:: CHALLENGE ::
Report every line from the material that contains the word "JSON".

:: EXERCISE DATA ::
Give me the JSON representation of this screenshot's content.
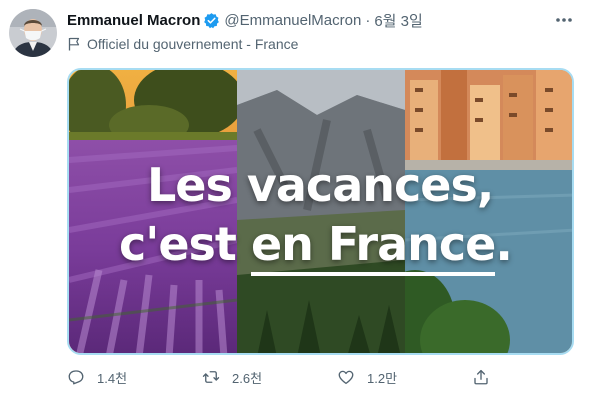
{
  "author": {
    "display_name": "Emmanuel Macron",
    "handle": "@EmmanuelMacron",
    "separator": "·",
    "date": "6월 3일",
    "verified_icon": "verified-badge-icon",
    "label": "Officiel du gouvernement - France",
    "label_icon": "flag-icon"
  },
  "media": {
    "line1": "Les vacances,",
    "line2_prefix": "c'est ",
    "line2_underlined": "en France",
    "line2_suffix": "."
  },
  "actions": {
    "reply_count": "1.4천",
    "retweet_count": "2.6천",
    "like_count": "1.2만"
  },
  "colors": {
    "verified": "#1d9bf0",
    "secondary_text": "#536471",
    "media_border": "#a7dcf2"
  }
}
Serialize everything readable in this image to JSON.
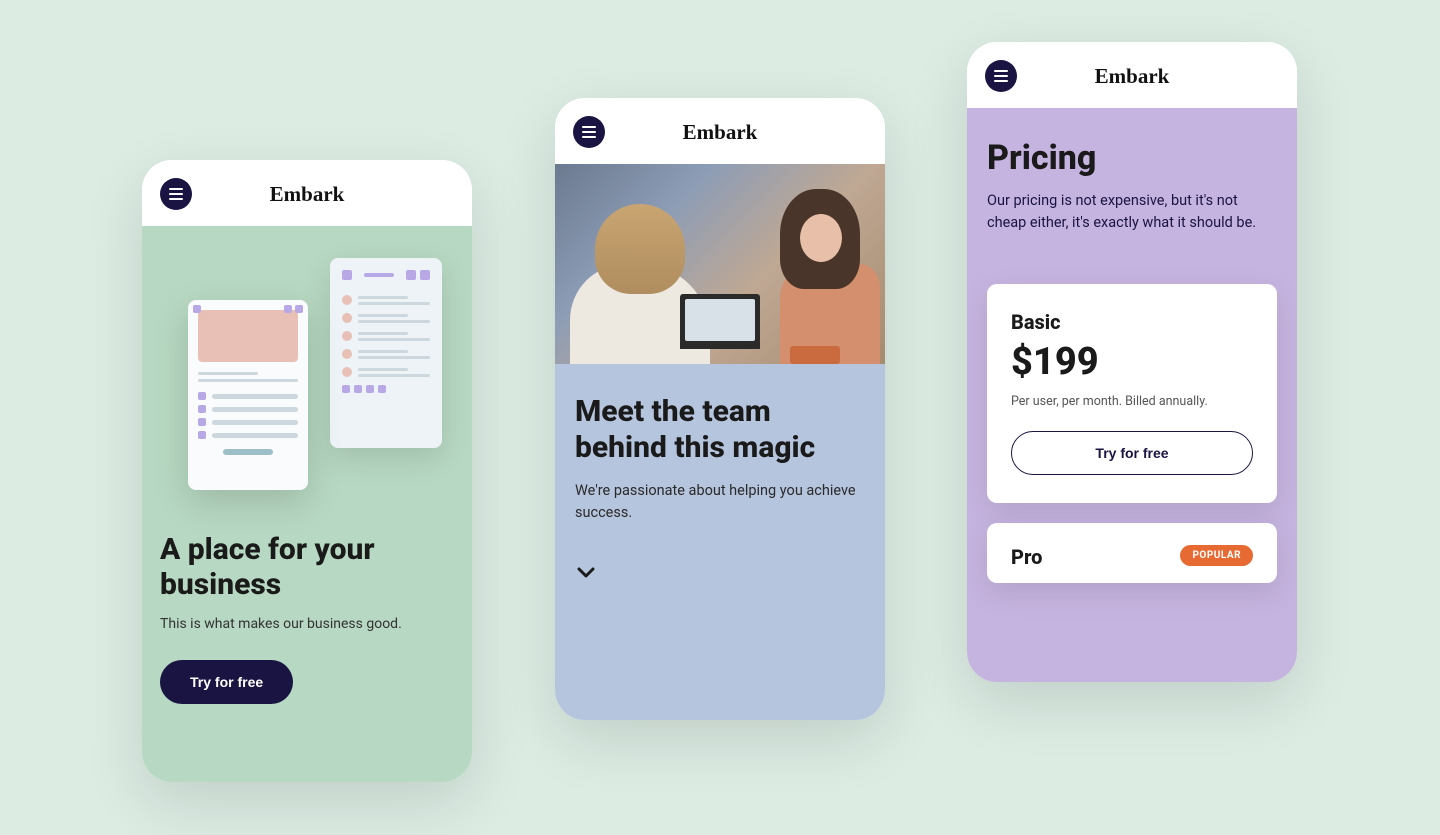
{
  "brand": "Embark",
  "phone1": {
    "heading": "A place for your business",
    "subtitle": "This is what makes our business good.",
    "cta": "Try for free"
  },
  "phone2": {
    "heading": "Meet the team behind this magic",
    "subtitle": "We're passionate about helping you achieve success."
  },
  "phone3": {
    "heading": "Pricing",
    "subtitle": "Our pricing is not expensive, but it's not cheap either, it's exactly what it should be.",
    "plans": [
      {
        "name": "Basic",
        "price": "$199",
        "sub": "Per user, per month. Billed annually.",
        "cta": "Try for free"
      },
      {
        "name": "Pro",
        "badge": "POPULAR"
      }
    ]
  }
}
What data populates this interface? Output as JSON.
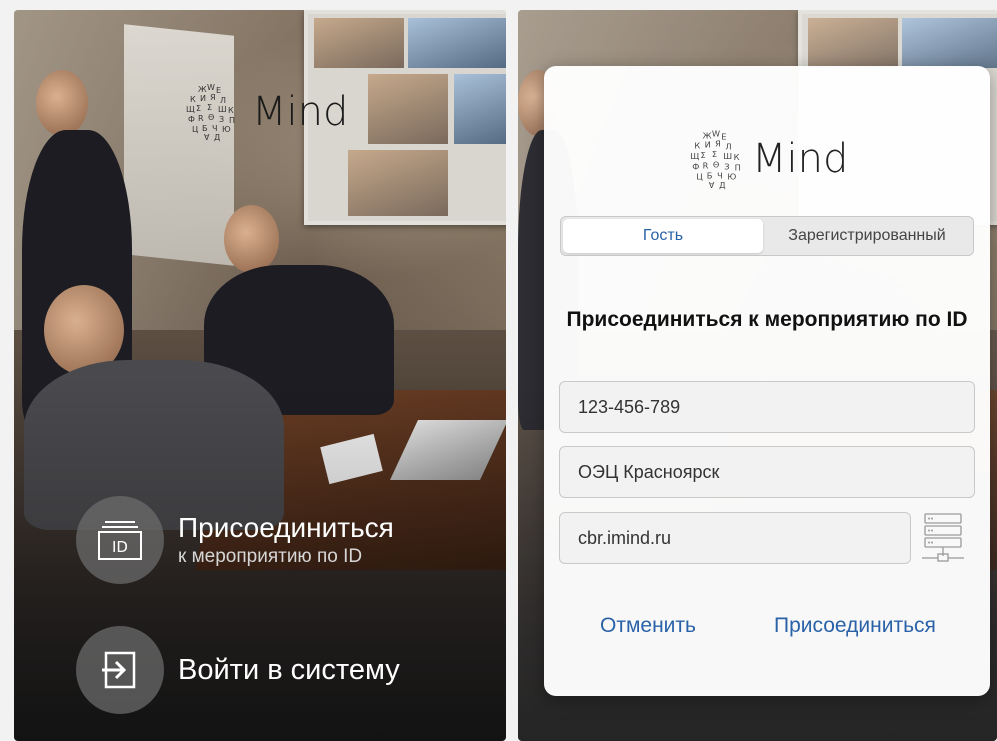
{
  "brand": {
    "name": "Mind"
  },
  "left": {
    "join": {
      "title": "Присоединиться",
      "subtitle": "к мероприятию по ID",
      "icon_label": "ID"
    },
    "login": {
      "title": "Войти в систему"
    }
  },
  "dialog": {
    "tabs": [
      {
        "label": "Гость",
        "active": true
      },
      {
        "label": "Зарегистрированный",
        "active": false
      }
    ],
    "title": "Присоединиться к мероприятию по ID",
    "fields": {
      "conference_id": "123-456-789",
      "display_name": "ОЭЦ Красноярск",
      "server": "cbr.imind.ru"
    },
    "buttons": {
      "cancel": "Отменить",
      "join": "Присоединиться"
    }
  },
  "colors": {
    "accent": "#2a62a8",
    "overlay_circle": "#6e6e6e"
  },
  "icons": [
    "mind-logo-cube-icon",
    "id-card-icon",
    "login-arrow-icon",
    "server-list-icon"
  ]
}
...
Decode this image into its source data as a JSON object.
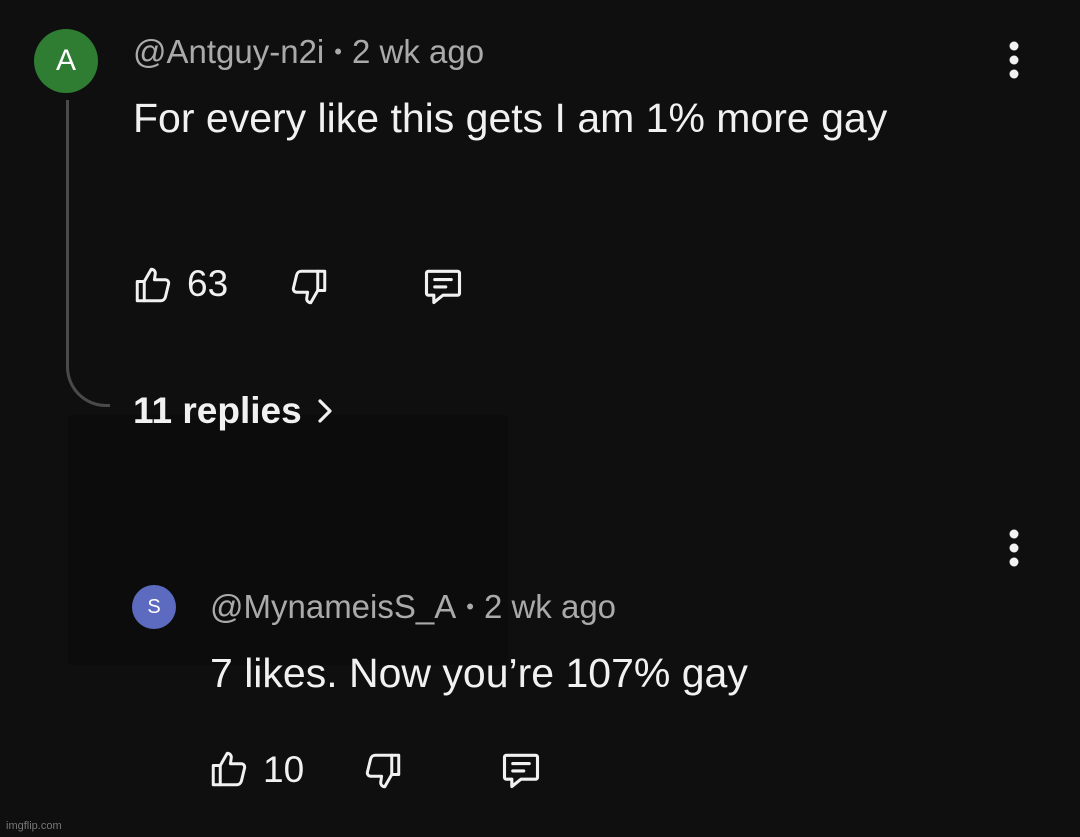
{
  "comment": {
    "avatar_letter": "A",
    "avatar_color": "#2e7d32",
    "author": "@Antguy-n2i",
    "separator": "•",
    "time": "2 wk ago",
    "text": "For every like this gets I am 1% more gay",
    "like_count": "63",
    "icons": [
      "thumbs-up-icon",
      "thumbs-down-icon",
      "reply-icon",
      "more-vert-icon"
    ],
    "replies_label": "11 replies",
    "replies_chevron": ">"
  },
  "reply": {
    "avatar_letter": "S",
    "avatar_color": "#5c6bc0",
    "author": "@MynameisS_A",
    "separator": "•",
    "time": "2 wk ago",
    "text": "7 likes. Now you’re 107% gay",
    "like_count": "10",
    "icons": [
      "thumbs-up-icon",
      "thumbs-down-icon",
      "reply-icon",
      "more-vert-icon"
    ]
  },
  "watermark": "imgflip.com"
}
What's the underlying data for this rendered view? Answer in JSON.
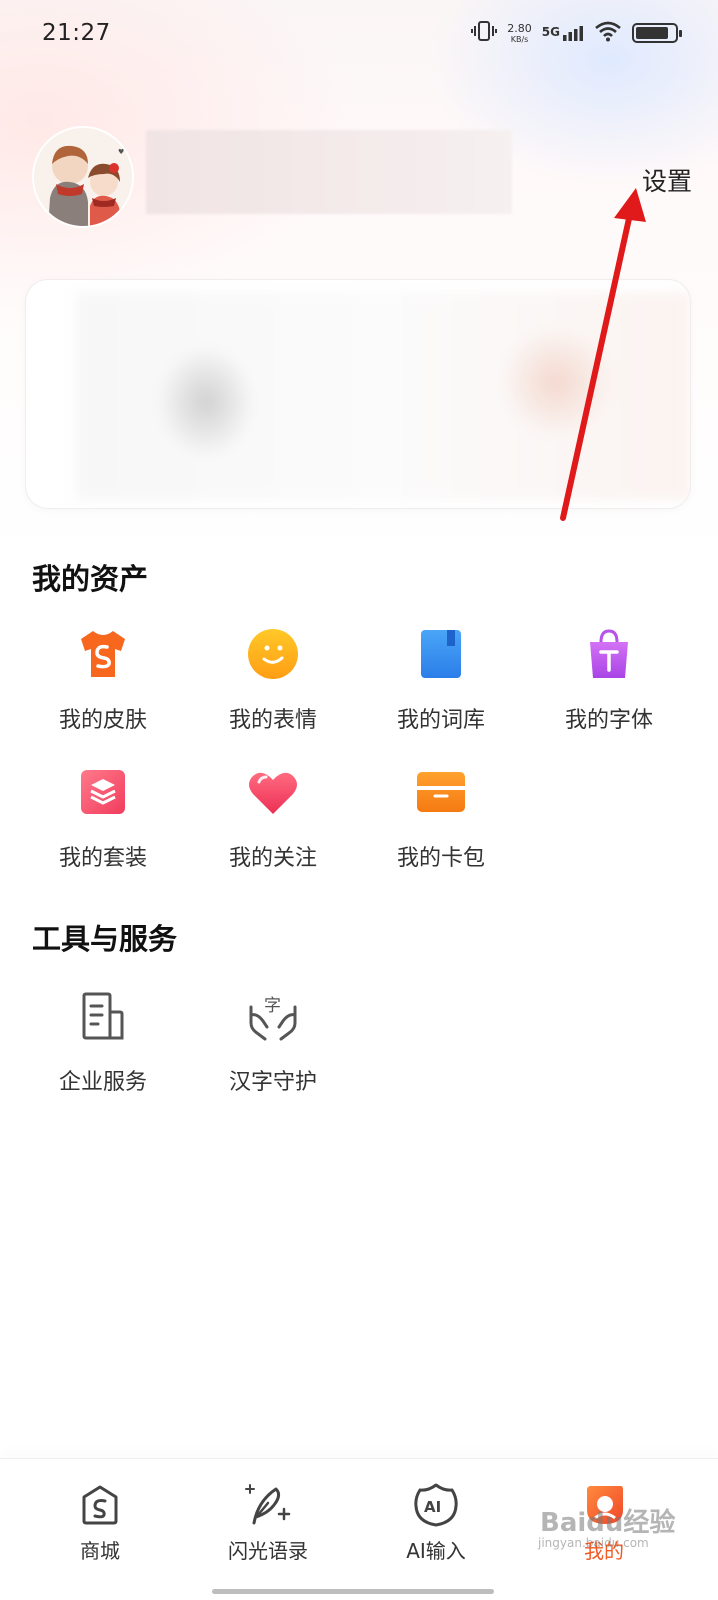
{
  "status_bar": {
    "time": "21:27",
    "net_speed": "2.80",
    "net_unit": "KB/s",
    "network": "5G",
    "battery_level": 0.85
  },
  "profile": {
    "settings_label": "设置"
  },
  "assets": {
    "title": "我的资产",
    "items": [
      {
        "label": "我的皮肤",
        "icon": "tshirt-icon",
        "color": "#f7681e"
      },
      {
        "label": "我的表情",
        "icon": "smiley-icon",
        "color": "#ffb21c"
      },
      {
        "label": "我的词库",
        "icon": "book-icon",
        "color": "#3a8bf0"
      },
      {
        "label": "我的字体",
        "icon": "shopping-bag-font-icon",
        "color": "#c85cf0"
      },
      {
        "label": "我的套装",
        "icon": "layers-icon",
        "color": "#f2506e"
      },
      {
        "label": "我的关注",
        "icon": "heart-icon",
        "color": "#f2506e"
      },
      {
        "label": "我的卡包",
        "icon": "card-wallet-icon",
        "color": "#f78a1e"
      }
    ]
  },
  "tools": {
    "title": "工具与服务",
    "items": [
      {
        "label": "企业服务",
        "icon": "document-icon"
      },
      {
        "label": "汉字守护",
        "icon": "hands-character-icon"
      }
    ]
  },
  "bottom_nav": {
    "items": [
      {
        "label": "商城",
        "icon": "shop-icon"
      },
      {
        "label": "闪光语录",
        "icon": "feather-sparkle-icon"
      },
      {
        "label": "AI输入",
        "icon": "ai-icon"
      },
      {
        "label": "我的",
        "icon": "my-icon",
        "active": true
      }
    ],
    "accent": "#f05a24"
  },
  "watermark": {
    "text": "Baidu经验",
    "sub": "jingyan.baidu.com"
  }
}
==
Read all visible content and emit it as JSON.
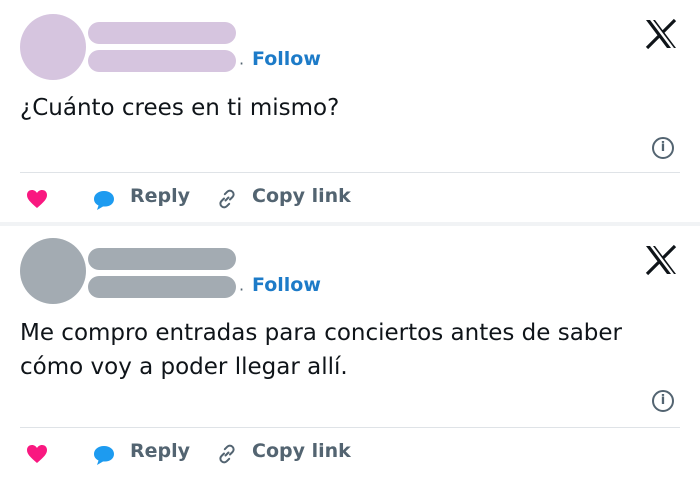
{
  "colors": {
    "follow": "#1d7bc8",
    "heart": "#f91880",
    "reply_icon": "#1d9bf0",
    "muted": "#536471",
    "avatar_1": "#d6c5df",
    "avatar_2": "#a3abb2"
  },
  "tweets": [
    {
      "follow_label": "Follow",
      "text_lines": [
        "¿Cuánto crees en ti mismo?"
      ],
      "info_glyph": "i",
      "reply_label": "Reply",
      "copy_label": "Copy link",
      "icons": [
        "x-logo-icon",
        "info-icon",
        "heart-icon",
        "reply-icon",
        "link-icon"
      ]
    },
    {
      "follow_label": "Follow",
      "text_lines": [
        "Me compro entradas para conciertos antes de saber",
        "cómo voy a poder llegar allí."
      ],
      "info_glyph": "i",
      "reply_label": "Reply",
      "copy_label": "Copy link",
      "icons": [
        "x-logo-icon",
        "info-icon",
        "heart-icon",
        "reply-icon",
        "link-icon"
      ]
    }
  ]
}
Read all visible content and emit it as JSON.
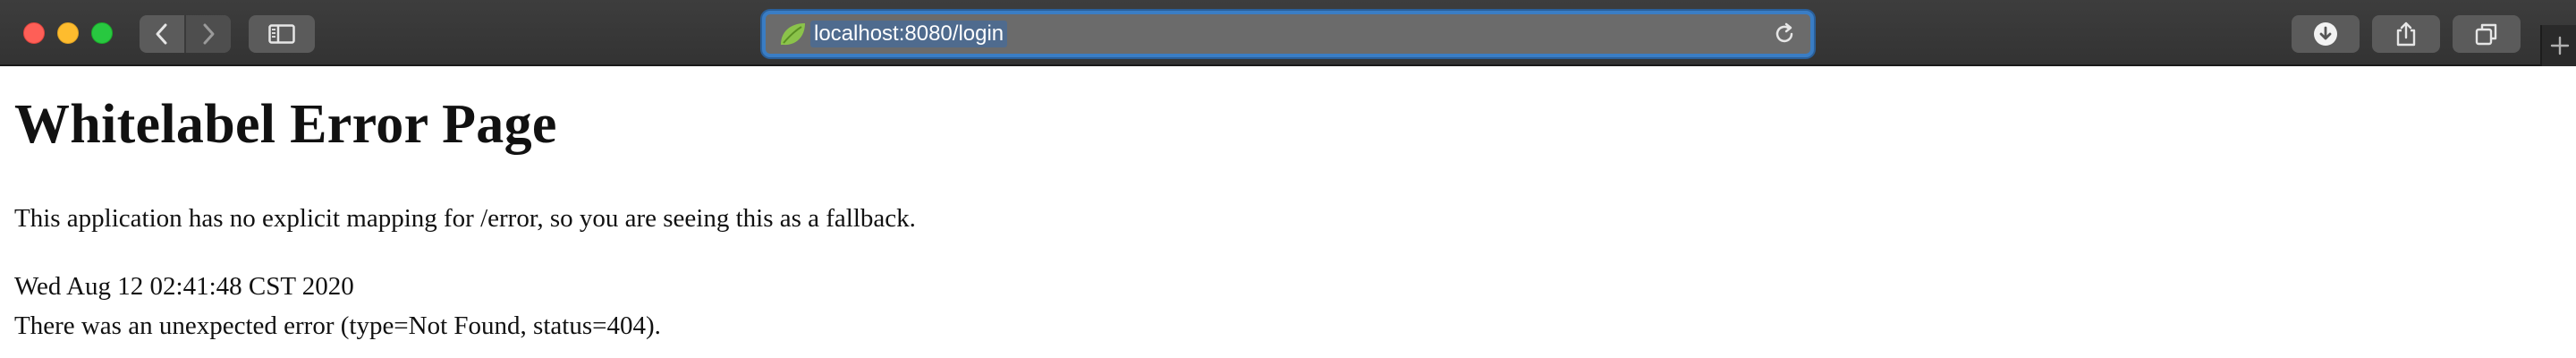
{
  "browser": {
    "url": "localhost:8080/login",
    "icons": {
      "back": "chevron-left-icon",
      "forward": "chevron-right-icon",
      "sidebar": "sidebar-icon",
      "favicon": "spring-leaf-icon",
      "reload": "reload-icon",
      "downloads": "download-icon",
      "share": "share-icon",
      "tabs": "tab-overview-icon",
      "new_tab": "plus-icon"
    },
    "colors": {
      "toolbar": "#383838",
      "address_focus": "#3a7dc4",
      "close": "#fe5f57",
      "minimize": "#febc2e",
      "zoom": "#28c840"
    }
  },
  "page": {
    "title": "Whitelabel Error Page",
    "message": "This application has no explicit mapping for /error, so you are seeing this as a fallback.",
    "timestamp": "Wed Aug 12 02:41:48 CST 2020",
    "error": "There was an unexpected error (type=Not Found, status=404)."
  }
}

:: COMPLETED TASK ::
Give me the JSON representation of this screenshot's content.
Serialize everything readable in this image to JSON.
What data populates this interface? Output as JSON.
Decode this image into its source data as a JSON object.
What's the underlying data for this rendered view? Answer in JSON.
Read all visible content and emit it as JSON.
Read all visible content and emit it as JSON.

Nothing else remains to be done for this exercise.